* _THE PROBLEM_:
Every line of the data must be copied exactly.

[Data excerpts]
-----
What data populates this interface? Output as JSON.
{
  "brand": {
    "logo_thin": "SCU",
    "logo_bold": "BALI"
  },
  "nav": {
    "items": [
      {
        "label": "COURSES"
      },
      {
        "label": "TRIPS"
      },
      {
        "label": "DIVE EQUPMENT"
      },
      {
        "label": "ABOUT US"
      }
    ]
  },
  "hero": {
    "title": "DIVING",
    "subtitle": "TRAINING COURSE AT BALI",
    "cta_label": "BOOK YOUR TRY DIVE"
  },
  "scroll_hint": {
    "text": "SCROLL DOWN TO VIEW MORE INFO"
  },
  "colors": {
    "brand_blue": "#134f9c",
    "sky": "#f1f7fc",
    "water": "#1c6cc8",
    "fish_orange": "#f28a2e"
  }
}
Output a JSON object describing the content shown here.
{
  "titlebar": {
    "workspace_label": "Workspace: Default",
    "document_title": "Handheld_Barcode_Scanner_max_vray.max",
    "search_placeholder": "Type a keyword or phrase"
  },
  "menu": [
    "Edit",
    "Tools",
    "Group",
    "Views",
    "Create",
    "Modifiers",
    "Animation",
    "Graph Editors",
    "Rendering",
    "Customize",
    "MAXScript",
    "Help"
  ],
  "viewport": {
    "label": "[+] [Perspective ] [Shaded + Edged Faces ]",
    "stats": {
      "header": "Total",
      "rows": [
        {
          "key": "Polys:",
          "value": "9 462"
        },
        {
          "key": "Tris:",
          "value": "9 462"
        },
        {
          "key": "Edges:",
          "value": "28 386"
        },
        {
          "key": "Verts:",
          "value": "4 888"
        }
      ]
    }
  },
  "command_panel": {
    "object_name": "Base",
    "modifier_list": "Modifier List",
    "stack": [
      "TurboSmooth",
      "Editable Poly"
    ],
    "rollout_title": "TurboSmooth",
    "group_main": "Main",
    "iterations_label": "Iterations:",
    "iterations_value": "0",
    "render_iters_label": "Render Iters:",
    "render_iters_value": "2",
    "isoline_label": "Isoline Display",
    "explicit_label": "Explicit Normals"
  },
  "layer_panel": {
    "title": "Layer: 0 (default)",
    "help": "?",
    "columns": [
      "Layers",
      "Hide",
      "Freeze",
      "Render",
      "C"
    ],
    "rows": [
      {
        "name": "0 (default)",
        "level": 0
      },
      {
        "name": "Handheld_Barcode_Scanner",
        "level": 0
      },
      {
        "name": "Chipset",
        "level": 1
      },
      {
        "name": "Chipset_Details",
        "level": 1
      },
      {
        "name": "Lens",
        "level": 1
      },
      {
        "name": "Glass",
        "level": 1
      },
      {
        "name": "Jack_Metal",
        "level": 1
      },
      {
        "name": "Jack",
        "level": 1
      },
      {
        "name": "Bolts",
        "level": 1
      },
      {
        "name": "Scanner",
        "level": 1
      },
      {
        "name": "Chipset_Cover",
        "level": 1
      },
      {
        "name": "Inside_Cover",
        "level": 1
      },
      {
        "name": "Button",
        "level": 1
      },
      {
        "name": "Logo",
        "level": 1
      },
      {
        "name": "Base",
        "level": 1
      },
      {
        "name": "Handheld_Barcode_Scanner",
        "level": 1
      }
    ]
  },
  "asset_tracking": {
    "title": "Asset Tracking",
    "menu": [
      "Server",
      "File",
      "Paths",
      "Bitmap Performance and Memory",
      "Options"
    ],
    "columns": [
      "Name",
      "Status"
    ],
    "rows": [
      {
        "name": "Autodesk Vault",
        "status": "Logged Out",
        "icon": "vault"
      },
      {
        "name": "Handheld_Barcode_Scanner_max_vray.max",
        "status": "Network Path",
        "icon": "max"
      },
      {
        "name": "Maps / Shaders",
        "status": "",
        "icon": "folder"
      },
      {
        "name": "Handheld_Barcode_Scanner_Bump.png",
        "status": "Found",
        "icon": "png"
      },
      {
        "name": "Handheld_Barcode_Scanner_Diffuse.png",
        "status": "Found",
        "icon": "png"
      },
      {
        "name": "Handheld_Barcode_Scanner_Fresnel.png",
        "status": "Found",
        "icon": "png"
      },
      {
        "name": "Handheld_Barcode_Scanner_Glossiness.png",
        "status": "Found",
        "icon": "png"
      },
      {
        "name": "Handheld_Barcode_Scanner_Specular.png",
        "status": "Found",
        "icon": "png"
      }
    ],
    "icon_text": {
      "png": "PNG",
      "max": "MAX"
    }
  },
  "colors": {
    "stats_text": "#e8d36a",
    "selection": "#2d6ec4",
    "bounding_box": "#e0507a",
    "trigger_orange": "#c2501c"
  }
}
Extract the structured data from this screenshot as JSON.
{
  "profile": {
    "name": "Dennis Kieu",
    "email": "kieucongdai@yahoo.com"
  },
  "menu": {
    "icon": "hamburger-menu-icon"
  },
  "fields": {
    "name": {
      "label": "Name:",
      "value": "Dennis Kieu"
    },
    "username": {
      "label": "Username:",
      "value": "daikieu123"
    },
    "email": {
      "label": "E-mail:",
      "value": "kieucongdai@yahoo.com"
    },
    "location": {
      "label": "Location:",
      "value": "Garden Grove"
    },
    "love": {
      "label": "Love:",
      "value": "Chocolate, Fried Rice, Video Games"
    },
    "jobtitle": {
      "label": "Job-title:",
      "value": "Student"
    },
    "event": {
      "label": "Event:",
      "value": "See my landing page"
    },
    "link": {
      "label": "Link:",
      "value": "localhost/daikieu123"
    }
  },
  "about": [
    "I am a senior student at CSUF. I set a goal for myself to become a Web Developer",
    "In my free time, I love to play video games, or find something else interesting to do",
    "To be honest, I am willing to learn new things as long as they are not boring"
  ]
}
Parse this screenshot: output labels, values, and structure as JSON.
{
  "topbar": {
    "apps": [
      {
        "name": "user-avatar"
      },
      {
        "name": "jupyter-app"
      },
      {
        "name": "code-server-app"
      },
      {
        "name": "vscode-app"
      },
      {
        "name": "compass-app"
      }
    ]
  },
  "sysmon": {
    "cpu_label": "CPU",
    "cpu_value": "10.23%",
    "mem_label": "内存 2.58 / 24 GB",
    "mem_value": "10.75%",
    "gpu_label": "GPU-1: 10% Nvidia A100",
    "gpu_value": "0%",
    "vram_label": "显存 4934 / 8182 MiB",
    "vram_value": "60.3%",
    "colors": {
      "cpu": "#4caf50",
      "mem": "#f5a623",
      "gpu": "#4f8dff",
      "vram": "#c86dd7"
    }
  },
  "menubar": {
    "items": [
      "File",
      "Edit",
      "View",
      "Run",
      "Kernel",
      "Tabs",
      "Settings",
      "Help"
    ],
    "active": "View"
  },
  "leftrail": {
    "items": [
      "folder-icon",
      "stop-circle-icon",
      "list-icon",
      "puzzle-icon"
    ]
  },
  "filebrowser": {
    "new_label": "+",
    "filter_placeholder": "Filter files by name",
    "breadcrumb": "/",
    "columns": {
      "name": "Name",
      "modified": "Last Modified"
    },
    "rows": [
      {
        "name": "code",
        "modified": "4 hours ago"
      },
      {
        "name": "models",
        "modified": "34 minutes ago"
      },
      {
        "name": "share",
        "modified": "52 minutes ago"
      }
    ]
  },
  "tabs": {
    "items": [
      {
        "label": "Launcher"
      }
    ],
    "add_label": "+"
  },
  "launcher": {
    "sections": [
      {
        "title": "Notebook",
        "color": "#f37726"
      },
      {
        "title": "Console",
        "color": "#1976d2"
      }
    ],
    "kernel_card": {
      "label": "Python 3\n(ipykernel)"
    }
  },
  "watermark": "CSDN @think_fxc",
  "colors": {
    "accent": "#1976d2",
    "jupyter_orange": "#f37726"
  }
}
-----
* _TASK OUTPUT_:
What data populates this interface? Output as JSON.
{
  "brand": {
    "logo_thin": "SCU",
    "logo_bold": "BALI"
  },
  "nav": {
    "items": [
      {
        "label": "COURSES"
      },
      {
        "label": "TRIPS"
      },
      {
        "label": "DIVE EQUPMENT"
      },
      {
        "label": "ABOUT US"
      }
    ]
  },
  "hero": {
    "title": "DIVING",
    "subtitle": "TRAINING COURSE AT BALI",
    "cta_label": "BOOK YOUR TRY DIVE"
  },
  "scroll_hint": {
    "text": "SCROLL DOWN TO VIEW MORE INFO"
  },
  "colors": {
    "brand_blue": "#134f9c",
    "sky": "#f1f7fc",
    "water": "#1c6cc8",
    "fish_orange": "#f28a2e"
  }
}
Output a JSON object describing the content shown here.
{
  "titlebar": {
    "workspace_label": "Workspace: Default",
    "document_title": "Handheld_Barcode_Scanner_max_vray.max",
    "search_placeholder": "Type a keyword or phrase"
  },
  "menu": [
    "Edit",
    "Tools",
    "Group",
    "Views",
    "Create",
    "Modifiers",
    "Animation",
    "Graph Editors",
    "Rendering",
    "Customize",
    "MAXScript",
    "Help"
  ],
  "viewport": {
    "label": "[+] [Perspective ] [Shaded + Edged Faces ]",
    "stats": {
      "header": "Total",
      "rows": [
        {
          "key": "Polys:",
          "value": "9 462"
        },
        {
          "key": "Tris:",
          "value": "9 462"
        },
        {
          "key": "Edges:",
          "value": "28 386"
        },
        {
          "key": "Verts:",
          "value": "4 888"
        }
      ]
    }
  },
  "command_panel": {
    "object_name": "Base",
    "modifier_list": "Modifier List",
    "stack": [
      "TurboSmooth",
      "Editable Poly"
    ],
    "rollout_title": "TurboSmooth",
    "group_main": "Main",
    "iterations_label": "Iterations:",
    "iterations_value": "0",
    "render_iters_label": "Render Iters:",
    "render_iters_value": "2",
    "isoline_label": "Isoline Display",
    "explicit_label": "Explicit Normals"
  },
  "layer_panel": {
    "title": "Layer: 0 (default)",
    "help": "?",
    "columns": [
      "Layers",
      "Hide",
      "Freeze",
      "Render",
      "C"
    ],
    "rows": [
      {
        "name": "0 (default)",
        "level": 0
      },
      {
        "name": "Handheld_Barcode_Scanner",
        "level": 0
      },
      {
        "name": "Chipset",
        "level": 1
      },
      {
        "name": "Chipset_Details",
        "level": 1
      },
      {
        "name": "Lens",
        "level": 1
      },
      {
        "name": "Glass",
        "level": 1
      },
      {
        "name": "Jack_Metal",
        "level": 1
      },
      {
        "name": "Jack",
        "level": 1
      },
      {
        "name": "Bolts",
        "level": 1
      },
      {
        "name": "Scanner",
        "level": 1
      },
      {
        "name": "Chipset_Cover",
        "level": 1
      },
      {
        "name": "Inside_Cover",
        "level": 1
      },
      {
        "name": "Button",
        "level": 1
      },
      {
        "name": "Logo",
        "level": 1
      },
      {
        "name": "Base",
        "level": 1
      },
      {
        "name": "Handheld_Barcode_Scanner",
        "level": 1
      }
    ]
  },
  "asset_tracking": {
    "title": "Asset Tracking",
    "menu": [
      "Server",
      "File",
      "Paths",
      "Bitmap Performance and Memory",
      "Options"
    ],
    "columns": [
      "Name",
      "Status"
    ],
    "rows": [
      {
        "name": "Autodesk Vault",
        "status": "Logged Out",
        "icon": "vault"
      },
      {
        "name": "Handheld_Barcode_Scanner_max_vray.max",
        "status": "Network Path",
        "icon": "max"
      },
      {
        "name": "Maps / Shaders",
        "status": "",
        "icon": "folder"
      },
      {
        "name": "Handheld_Barcode_Scanner_Bump.png",
        "status": "Found",
        "icon": "png"
      },
      {
        "name": "Handheld_Barcode_Scanner_Diffuse.png",
        "status": "Found",
        "icon": "png"
      },
      {
        "name": "Handheld_Barcode_Scanner_Fresnel.png",
        "status": "Found",
        "icon": "png"
      },
      {
        "name": "Handheld_Barcode_Scanner_Glossiness.png",
        "status": "Found",
        "icon": "png"
      },
      {
        "name": "Handheld_Barcode_Scanner_Specular.png",
        "status": "Found",
        "icon": "png"
      }
    ],
    "icon_text": {
      "png": "PNG",
      "max": "MAX"
    }
  },
  "colors": {
    "stats_text": "#e8d36a",
    "selection": "#2d6ec4",
    "bounding_box": "#e0507a",
    "trigger_orange": "#c2501c"
  }
}
Extract the structured data from this screenshot as JSON.
{
  "profile": {
    "name": "Dennis Kieu",
    "email": "kieucongdai@yahoo.com"
  },
  "menu": {
    "icon": "hamburger-menu-icon"
  },
  "fields": {
    "name": {
      "label": "Name:",
      "value": "Dennis Kieu"
    },
    "username": {
      "label": "Username:",
      "value": "daikieu123"
    },
    "email": {
      "label": "E-mail:",
      "value": "kieucongdai@yahoo.com"
    },
    "location": {
      "label": "Location:",
      "value": "Garden Grove"
    },
    "love": {
      "label": "Love:",
      "value": "Chocolate, Fried Rice, Video Games"
    },
    "jobtitle": {
      "label": "Job-title:",
      "value": "Student"
    },
    "event": {
      "label": "Event:",
      "value": "See my landing page"
    },
    "link": {
      "label": "Link:",
      "value": "localhost/daikieu123"
    }
  },
  "about": [
    "I am a senior student at CSUF. I set a goal for myself to become a Web Developer",
    "In my free time, I love to play video games, or find something else interesting to do",
    "To be honest, I am willing to learn new things as long as they are not boring"
  ]
}
Parse this screenshot: output labels, values, and structure as JSON.
{
  "topbar": {
    "apps": [
      {
        "name": "user-avatar"
      },
      {
        "name": "jupyter-app"
      },
      {
        "name": "code-server-app"
      },
      {
        "name": "vscode-app"
      },
      {
        "name": "compass-app"
      }
    ]
  },
  "sysmon": {
    "cpu_label": "CPU",
    "cpu_value": "10.23%",
    "mem_label": "内存 2.58 / 24 GB",
    "mem_value": "10.75%",
    "gpu_label": "GPU-1: 10% Nvidia A100",
    "gpu_value": "0%",
    "vram_label": "显存 4934 / 8182 MiB",
    "vram_value": "60.3%",
    "colors": {
      "cpu": "#4caf50",
      "mem": "#f5a623",
      "gpu": "#4f8dff",
      "vram": "#c86dd7"
    }
  },
  "menubar": {
    "items": [
      "File",
      "Edit",
      "View",
      "Run",
      "Kernel",
      "Tabs",
      "Settings",
      "Help"
    ],
    "active": "View"
  },
  "leftrail": {
    "items": [
      "folder-icon",
      "stop-circle-icon",
      "list-icon",
      "puzzle-icon"
    ]
  },
  "filebrowser": {
    "new_label": "+",
    "filter_placeholder": "Filter files by name",
    "breadcrumb": "/",
    "columns": {
      "name": "Name",
      "modified": "Last Modified"
    },
    "rows": [
      {
        "name": "code",
        "modified": "4 hours ago"
      },
      {
        "name": "models",
        "modified": "34 minutes ago"
      },
      {
        "name": "share",
        "modified": "52 minutes ago"
      }
    ]
  },
  "tabs": {
    "items": [
      {
        "label": "Launcher"
      }
    ],
    "add_label": "+"
  },
  "launcher": {
    "sections": [
      {
        "title": "Notebook",
        "color": "#f37726"
      },
      {
        "title": "Console",
        "color": "#1976d2"
      }
    ],
    "kernel_card": {
      "label": "Python 3\n(ipykernel)"
    }
  },
  "watermark": "CSDN @think_fxc",
  "colors": {
    "accent": "#1976d2",
    "jupyter_orange": "#f37726"
  }
}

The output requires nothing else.